* **EXTRACTED DATA**
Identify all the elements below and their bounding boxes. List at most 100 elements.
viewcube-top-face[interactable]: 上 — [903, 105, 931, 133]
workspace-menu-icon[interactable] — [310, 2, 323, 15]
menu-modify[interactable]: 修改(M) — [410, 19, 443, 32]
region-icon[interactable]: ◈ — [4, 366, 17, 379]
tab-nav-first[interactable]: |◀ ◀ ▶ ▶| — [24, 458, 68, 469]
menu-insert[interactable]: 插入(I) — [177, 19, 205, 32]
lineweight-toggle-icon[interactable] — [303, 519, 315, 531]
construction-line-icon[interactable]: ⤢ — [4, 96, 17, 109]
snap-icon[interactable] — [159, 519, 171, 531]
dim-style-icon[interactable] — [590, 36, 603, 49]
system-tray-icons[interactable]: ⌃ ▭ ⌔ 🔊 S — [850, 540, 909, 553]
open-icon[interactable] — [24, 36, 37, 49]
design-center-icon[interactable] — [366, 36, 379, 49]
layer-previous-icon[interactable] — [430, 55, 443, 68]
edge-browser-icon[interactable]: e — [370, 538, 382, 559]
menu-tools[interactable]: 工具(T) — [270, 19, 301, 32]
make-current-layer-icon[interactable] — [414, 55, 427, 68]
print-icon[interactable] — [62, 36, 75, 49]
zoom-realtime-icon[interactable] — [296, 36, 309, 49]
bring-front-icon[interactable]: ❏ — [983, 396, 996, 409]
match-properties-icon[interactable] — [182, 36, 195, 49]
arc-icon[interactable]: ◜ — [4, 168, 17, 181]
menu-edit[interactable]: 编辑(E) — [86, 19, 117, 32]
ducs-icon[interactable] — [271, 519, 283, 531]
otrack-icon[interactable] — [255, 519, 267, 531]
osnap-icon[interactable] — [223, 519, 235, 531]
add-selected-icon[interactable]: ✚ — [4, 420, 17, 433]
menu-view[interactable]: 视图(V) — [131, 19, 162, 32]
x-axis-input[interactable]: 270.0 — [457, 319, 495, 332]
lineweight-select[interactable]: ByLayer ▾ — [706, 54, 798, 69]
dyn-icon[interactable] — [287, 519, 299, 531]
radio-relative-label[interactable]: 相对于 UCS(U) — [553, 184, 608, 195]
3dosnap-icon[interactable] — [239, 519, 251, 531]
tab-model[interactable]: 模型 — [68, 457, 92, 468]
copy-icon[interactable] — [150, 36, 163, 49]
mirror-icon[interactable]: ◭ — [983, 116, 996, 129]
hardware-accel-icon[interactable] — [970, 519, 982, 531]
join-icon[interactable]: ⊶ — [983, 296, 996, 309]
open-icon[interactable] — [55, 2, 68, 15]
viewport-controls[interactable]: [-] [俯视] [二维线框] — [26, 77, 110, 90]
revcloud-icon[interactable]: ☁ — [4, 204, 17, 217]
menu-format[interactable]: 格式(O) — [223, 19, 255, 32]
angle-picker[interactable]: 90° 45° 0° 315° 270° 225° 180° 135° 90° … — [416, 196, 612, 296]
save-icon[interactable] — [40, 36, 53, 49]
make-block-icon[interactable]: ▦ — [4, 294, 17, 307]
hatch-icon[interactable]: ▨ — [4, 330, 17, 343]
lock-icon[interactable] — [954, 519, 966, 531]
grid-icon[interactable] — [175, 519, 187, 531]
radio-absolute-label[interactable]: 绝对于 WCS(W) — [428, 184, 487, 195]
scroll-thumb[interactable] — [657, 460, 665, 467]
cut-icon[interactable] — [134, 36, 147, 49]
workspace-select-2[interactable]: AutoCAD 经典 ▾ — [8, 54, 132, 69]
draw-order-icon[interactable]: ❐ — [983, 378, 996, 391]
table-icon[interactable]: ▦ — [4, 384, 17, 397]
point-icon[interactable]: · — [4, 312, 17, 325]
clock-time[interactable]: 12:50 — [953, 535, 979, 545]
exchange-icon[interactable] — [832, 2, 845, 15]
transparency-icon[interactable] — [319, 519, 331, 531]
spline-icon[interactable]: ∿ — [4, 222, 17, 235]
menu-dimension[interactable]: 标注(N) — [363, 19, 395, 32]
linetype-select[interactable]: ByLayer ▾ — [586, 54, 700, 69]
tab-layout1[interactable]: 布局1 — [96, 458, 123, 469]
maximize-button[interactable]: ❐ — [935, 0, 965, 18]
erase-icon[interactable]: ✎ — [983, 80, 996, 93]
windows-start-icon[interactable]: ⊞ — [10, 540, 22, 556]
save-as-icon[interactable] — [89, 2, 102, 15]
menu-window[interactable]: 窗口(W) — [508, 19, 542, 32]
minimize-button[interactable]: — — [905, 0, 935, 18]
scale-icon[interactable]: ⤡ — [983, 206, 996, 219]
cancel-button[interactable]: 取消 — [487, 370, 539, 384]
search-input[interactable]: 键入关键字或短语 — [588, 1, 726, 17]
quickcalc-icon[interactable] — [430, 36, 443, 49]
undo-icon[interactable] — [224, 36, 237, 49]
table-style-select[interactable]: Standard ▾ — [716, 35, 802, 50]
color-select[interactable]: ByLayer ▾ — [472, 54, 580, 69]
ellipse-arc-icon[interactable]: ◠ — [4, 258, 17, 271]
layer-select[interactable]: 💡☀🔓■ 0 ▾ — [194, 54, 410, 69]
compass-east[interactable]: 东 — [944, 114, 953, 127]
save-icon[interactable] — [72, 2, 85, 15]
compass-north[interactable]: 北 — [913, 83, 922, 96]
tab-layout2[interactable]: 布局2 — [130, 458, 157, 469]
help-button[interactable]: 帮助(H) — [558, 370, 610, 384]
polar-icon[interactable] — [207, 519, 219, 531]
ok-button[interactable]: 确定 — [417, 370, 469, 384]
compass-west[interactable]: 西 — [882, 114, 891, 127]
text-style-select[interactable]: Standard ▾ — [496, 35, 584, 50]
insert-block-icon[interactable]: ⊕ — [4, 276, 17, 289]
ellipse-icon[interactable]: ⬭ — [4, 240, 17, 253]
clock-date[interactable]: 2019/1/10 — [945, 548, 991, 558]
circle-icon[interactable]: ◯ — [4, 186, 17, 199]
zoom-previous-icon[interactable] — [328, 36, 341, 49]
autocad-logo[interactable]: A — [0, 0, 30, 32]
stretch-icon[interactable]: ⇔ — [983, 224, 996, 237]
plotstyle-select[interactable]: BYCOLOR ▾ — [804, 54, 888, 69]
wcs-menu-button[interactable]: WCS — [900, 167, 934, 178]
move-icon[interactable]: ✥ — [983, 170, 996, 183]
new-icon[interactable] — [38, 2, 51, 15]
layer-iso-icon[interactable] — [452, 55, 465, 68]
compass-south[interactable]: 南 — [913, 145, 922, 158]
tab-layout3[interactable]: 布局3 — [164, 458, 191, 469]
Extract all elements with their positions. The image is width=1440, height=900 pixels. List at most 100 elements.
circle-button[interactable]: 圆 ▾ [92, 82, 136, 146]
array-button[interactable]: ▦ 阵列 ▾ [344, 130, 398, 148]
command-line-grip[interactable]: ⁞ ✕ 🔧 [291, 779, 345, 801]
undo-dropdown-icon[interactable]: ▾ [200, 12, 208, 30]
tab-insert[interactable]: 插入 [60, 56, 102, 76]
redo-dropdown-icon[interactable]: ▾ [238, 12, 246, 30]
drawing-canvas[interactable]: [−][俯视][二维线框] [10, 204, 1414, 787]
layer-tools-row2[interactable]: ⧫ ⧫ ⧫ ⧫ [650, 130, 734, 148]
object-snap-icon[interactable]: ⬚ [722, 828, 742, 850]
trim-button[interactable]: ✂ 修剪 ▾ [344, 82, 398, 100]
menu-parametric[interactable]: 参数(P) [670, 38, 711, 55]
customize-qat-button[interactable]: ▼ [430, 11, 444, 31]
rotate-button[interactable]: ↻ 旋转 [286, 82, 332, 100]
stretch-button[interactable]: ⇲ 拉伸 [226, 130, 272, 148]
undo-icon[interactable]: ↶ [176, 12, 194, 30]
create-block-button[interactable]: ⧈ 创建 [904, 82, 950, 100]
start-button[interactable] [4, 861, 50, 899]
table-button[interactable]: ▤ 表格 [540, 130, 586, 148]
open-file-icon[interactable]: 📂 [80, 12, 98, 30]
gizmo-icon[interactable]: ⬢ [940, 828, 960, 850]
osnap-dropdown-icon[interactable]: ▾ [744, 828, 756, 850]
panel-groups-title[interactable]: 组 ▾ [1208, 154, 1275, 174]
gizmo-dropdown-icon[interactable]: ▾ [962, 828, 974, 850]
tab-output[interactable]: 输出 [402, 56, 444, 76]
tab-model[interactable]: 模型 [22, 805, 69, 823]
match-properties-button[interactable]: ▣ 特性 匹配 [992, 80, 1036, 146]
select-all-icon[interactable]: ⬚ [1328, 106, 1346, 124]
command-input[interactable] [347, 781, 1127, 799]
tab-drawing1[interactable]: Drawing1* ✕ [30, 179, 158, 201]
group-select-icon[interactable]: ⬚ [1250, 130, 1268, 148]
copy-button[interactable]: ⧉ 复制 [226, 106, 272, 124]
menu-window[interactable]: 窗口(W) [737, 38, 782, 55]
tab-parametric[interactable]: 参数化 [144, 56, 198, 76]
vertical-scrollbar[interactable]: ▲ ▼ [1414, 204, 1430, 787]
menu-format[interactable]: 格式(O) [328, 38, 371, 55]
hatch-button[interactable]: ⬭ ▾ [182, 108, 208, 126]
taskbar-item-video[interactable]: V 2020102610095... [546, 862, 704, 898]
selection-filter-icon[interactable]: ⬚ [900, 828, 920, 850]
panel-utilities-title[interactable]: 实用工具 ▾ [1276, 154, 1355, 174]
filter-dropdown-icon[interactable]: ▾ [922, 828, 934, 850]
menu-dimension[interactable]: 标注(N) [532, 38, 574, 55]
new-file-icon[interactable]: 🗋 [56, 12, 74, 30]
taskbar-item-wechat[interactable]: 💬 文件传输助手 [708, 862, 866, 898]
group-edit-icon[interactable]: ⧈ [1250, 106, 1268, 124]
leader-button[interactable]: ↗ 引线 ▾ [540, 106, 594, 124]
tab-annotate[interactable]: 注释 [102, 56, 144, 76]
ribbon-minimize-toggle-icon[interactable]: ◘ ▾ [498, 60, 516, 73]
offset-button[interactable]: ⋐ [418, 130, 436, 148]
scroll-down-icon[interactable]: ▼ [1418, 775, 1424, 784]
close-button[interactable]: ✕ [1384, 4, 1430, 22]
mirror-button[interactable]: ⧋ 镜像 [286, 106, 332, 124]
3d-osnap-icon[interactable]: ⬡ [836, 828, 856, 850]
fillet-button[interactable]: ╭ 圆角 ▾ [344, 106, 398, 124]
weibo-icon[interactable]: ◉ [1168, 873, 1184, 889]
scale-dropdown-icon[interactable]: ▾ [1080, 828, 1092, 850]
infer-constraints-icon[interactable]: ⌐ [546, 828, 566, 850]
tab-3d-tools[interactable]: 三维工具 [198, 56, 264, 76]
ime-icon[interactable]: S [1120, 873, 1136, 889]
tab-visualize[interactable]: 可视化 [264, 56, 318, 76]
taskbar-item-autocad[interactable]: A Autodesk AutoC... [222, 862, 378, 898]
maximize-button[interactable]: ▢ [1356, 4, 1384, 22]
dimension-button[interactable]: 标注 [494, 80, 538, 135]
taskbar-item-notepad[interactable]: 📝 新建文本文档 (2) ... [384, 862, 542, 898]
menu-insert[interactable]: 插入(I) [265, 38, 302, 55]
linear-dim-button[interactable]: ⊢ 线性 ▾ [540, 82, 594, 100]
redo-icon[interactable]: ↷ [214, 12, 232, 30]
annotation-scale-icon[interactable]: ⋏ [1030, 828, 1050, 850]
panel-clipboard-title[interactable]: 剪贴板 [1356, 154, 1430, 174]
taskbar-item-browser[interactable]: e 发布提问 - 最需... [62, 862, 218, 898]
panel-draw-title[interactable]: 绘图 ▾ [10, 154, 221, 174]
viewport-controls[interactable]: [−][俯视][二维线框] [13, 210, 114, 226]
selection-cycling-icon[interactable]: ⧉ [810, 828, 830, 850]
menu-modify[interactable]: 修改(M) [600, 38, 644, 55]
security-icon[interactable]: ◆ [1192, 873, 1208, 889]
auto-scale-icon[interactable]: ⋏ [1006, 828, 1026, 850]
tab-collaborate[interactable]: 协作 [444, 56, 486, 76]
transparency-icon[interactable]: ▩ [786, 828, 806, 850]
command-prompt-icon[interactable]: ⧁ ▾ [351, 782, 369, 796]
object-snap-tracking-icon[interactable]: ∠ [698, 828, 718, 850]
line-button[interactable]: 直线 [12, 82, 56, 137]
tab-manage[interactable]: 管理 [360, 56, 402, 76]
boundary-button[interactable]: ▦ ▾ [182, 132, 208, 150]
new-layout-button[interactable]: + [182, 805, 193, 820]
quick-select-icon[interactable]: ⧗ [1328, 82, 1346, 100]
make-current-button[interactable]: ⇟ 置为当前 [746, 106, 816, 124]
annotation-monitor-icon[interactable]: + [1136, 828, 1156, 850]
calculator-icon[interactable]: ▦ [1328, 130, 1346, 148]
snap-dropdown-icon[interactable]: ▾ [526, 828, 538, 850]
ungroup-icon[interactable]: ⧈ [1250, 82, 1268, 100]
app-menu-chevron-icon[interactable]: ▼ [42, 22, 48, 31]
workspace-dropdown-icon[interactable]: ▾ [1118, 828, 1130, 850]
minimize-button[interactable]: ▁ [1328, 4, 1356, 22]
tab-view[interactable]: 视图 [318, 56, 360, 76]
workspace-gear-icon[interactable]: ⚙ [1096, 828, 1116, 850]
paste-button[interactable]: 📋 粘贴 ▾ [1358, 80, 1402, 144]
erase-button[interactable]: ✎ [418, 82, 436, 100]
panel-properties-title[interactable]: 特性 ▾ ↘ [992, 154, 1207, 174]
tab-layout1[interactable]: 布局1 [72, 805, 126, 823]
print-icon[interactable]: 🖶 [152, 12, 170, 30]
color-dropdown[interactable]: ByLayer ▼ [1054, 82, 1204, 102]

* **THE TASK**
Please pull out, unchanged, every line from the start of the records through the line that contains "revcloud-icon[interactable]: ☁ —", and include that final line.

* **SOLUTION TO THE EXERCISE**
Identify all the elements below and their bounding boxes. List at most 100 elements.
viewcube-top-face[interactable]: 上 — [903, 105, 931, 133]
workspace-menu-icon[interactable] — [310, 2, 323, 15]
menu-modify[interactable]: 修改(M) — [410, 19, 443, 32]
region-icon[interactable]: ◈ — [4, 366, 17, 379]
tab-nav-first[interactable]: |◀ ◀ ▶ ▶| — [24, 458, 68, 469]
menu-insert[interactable]: 插入(I) — [177, 19, 205, 32]
lineweight-toggle-icon[interactable] — [303, 519, 315, 531]
construction-line-icon[interactable]: ⤢ — [4, 96, 17, 109]
snap-icon[interactable] — [159, 519, 171, 531]
dim-style-icon[interactable] — [590, 36, 603, 49]
system-tray-icons[interactable]: ⌃ ▭ ⌔ 🔊 S — [850, 540, 909, 553]
open-icon[interactable] — [24, 36, 37, 49]
design-center-icon[interactable] — [366, 36, 379, 49]
layer-previous-icon[interactable] — [430, 55, 443, 68]
edge-browser-icon[interactable]: e — [370, 538, 382, 559]
menu-tools[interactable]: 工具(T) — [270, 19, 301, 32]
make-current-layer-icon[interactable] — [414, 55, 427, 68]
print-icon[interactable] — [62, 36, 75, 49]
zoom-realtime-icon[interactable] — [296, 36, 309, 49]
bring-front-icon[interactable]: ❏ — [983, 396, 996, 409]
match-properties-icon[interactable] — [182, 36, 195, 49]
arc-icon[interactable]: ◜ — [4, 168, 17, 181]
menu-edit[interactable]: 编辑(E) — [86, 19, 117, 32]
ducs-icon[interactable] — [271, 519, 283, 531]
otrack-icon[interactable] — [255, 519, 267, 531]
osnap-icon[interactable] — [223, 519, 235, 531]
add-selected-icon[interactable]: ✚ — [4, 420, 17, 433]
menu-view[interactable]: 视图(V) — [131, 19, 162, 32]
x-axis-input[interactable]: 270.0 — [457, 319, 495, 332]
lineweight-select[interactable]: ByLayer ▾ — [706, 54, 798, 69]
dyn-icon[interactable] — [287, 519, 299, 531]
radio-relative-label[interactable]: 相对于 UCS(U) — [553, 184, 608, 195]
3dosnap-icon[interactable] — [239, 519, 251, 531]
tab-model[interactable]: 模型 — [68, 457, 92, 468]
copy-icon[interactable] — [150, 36, 163, 49]
mirror-icon[interactable]: ◭ — [983, 116, 996, 129]
hardware-accel-icon[interactable] — [970, 519, 982, 531]
join-icon[interactable]: ⊶ — [983, 296, 996, 309]
open-icon[interactable] — [55, 2, 68, 15]
viewport-controls[interactable]: [-] [俯视] [二维线框] — [26, 77, 110, 90]
revcloud-icon[interactable]: ☁ — [4, 204, 17, 217]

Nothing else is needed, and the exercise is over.